*What is asked*. Select from the data all lines with the word "title".

(Figure contents as structured data)
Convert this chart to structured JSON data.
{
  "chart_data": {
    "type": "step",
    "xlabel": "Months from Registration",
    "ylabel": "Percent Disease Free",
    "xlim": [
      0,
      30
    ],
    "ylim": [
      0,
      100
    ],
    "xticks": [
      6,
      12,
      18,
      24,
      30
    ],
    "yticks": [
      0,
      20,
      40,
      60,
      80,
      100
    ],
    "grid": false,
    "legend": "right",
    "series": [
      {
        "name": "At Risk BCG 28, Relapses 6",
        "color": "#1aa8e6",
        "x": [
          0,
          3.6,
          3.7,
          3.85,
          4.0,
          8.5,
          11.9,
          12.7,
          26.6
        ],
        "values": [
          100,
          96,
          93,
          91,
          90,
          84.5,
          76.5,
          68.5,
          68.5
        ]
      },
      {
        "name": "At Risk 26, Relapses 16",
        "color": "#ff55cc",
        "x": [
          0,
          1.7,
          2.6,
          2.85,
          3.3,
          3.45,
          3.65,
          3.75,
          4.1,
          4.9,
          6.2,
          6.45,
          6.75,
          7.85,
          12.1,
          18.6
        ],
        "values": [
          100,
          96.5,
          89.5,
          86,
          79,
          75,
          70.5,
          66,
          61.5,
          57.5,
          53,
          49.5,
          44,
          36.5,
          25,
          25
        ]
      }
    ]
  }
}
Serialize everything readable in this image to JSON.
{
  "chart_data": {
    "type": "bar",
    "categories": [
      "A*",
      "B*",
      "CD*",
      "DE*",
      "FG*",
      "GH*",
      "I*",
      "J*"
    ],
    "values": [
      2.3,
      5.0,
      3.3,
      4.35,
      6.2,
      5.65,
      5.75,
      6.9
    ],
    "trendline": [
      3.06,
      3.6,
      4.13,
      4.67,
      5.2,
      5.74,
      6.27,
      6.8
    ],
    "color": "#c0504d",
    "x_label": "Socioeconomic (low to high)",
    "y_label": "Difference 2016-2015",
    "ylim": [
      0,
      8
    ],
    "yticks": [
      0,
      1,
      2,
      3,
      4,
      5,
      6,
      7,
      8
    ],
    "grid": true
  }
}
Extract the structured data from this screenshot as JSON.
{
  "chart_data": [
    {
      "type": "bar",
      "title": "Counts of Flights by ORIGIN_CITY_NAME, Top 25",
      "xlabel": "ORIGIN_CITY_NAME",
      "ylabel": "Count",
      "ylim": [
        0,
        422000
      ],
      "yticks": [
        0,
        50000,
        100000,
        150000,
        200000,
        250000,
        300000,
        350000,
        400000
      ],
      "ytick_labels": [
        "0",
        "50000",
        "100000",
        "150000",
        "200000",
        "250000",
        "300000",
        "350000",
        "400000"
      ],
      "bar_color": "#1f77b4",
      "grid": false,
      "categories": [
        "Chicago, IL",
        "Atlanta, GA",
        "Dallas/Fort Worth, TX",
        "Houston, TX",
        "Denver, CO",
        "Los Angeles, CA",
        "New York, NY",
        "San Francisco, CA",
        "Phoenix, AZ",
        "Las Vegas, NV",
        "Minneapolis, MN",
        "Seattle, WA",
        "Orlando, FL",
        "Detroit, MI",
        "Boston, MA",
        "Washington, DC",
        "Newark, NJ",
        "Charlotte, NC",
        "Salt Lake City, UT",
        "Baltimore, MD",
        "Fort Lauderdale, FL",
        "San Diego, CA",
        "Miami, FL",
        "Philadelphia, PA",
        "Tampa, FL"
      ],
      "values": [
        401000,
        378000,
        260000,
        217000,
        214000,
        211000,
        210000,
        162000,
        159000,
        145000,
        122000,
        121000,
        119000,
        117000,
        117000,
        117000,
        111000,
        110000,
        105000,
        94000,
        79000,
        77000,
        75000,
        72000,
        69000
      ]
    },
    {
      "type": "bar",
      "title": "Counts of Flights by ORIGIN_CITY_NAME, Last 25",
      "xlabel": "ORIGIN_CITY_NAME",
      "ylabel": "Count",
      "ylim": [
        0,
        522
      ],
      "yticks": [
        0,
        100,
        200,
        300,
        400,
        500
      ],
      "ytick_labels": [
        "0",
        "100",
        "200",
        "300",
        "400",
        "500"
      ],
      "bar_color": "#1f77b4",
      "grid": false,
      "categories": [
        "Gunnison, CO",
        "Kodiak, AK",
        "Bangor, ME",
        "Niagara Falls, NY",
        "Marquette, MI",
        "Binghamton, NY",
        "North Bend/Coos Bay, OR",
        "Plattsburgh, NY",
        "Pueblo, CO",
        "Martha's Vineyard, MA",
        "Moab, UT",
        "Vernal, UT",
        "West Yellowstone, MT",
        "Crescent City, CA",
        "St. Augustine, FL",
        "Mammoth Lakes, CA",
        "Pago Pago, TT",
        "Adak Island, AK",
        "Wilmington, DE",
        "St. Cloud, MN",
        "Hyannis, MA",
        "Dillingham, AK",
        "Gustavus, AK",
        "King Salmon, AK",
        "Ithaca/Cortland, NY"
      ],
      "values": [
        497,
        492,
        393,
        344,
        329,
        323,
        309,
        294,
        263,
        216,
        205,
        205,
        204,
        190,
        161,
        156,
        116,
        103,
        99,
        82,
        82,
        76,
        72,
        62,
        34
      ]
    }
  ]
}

*Correct output*.
      "title": "Counts of Flights by ORIGIN_CITY_NAME, Top 25",
      "title": "Counts of Flights by ORIGIN_CITY_NAME, Last 25",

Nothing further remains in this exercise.